**Task to carry out:**
Copy each line of the entries that contains the word "revealing".
*****
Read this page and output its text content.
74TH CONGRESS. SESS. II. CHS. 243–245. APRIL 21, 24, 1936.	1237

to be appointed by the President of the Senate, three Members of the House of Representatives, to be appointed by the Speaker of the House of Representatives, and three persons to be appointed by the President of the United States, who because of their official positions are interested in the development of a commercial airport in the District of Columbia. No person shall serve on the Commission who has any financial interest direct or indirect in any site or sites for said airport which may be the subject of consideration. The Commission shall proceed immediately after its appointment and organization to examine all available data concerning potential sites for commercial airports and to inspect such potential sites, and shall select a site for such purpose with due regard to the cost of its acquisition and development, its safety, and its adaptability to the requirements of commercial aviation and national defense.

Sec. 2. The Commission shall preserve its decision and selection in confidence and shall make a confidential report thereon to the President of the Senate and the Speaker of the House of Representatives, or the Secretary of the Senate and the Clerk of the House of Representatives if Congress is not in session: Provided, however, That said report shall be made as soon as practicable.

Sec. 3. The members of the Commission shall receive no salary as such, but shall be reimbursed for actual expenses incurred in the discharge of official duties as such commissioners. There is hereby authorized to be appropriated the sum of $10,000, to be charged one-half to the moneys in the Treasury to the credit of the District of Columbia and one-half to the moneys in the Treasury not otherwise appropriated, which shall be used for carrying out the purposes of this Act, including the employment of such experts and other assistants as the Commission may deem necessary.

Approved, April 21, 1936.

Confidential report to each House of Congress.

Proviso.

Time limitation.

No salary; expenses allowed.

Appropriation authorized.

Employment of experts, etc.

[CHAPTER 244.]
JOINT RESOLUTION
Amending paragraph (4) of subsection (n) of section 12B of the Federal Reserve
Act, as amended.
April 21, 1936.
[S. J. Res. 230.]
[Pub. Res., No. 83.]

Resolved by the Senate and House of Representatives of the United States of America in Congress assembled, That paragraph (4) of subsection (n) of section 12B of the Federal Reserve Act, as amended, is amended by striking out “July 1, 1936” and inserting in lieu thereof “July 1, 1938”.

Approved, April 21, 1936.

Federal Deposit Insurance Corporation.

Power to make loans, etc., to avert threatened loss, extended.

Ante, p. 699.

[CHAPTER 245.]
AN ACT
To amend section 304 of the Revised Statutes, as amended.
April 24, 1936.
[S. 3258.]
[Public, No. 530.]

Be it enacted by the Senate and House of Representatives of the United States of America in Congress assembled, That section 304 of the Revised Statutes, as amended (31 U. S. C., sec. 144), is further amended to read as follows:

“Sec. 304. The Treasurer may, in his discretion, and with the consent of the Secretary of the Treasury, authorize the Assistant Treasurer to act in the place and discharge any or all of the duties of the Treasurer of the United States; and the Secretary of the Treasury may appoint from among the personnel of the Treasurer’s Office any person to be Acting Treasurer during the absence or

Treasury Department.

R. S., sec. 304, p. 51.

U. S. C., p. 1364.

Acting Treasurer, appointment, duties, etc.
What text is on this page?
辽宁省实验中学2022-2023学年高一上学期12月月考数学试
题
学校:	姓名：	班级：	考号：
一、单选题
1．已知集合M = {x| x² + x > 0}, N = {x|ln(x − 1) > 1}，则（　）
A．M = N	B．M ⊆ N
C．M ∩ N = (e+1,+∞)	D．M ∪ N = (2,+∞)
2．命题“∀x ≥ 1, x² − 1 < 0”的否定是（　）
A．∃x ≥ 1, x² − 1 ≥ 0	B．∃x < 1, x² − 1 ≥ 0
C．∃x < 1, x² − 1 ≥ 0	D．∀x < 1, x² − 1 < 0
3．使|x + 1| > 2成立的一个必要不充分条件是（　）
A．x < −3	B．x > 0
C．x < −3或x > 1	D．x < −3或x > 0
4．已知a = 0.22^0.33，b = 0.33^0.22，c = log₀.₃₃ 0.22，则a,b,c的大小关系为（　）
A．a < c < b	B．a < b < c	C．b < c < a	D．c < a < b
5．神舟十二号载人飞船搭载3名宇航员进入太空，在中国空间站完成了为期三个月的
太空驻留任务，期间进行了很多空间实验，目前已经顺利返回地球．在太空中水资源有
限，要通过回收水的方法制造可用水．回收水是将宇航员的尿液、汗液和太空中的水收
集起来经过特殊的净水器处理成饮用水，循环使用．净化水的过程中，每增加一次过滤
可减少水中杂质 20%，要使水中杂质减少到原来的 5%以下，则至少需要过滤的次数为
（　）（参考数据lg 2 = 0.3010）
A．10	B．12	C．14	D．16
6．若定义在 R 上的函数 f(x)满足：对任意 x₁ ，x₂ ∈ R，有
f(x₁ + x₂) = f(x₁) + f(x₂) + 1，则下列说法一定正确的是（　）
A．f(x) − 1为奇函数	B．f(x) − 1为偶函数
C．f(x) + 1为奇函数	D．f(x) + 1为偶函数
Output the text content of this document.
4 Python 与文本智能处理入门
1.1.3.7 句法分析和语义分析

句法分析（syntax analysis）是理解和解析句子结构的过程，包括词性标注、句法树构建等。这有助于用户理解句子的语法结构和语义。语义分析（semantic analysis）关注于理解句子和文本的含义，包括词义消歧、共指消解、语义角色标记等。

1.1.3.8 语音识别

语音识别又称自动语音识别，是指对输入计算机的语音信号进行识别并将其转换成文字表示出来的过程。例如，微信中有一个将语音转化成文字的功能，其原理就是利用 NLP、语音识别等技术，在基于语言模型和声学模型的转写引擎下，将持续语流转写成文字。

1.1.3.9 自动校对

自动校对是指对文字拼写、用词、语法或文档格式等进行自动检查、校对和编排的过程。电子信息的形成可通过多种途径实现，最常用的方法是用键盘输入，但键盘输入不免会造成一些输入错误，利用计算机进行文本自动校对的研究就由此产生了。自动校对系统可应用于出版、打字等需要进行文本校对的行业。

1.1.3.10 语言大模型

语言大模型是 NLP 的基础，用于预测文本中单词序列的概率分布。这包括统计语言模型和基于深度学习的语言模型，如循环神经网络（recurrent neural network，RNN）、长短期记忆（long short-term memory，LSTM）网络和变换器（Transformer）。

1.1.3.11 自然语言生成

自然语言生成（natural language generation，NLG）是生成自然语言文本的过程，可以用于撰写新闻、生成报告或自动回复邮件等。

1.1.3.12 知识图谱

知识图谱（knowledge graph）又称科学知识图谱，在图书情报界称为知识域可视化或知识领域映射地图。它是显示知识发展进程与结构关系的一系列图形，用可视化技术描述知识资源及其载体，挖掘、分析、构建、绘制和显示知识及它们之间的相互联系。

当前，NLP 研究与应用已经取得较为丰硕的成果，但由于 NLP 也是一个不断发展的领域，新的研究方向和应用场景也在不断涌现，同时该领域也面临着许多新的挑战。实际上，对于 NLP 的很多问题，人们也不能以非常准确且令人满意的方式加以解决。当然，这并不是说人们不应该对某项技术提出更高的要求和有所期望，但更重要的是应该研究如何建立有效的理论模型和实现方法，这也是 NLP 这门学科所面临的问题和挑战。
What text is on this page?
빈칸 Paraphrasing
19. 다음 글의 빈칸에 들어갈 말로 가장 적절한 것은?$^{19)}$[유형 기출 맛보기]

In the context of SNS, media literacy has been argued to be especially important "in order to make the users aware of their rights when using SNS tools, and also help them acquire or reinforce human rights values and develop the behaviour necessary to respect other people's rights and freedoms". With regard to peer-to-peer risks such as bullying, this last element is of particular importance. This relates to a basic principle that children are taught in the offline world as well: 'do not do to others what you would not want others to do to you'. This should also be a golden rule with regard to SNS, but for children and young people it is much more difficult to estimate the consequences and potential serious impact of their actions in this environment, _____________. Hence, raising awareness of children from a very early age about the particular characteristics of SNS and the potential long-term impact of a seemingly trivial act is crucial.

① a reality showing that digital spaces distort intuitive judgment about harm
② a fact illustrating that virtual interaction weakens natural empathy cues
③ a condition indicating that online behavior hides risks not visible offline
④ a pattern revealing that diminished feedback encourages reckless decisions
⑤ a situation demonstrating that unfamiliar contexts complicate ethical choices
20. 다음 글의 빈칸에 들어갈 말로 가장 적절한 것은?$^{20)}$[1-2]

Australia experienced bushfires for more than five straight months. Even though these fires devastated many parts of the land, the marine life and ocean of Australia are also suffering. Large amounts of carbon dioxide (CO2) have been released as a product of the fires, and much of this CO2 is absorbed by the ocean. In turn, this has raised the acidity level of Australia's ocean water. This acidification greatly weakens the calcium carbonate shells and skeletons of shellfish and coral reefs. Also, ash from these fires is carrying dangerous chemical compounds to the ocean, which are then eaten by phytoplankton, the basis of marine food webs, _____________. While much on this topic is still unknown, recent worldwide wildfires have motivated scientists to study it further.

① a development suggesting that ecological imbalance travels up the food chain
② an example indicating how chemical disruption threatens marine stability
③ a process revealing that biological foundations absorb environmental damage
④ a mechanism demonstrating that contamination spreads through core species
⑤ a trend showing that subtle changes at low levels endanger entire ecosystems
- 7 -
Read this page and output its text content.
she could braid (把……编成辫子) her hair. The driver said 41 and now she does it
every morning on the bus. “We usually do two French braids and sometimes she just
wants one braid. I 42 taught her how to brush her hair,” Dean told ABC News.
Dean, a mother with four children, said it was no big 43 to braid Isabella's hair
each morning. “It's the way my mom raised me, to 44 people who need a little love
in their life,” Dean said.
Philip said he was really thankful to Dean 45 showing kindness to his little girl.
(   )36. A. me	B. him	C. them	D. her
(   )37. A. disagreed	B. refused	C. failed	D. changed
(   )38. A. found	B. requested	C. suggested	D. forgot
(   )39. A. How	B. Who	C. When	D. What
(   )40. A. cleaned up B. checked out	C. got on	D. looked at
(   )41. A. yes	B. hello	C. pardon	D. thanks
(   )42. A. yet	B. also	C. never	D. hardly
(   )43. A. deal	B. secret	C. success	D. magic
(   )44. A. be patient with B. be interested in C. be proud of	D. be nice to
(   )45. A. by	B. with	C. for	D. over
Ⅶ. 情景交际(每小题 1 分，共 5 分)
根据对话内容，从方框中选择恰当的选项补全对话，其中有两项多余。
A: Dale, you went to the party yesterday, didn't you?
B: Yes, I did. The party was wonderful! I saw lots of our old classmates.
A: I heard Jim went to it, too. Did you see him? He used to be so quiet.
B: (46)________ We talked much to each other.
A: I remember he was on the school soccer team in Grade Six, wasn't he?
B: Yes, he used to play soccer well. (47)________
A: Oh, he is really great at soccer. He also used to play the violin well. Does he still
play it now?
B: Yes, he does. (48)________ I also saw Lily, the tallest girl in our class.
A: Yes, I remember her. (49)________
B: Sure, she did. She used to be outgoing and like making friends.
*****
**Solution to this task:**
④ a pattern revealing that diminished feedback encourages reckless decisions
③ a process revealing that biological foundations absorb environmental damage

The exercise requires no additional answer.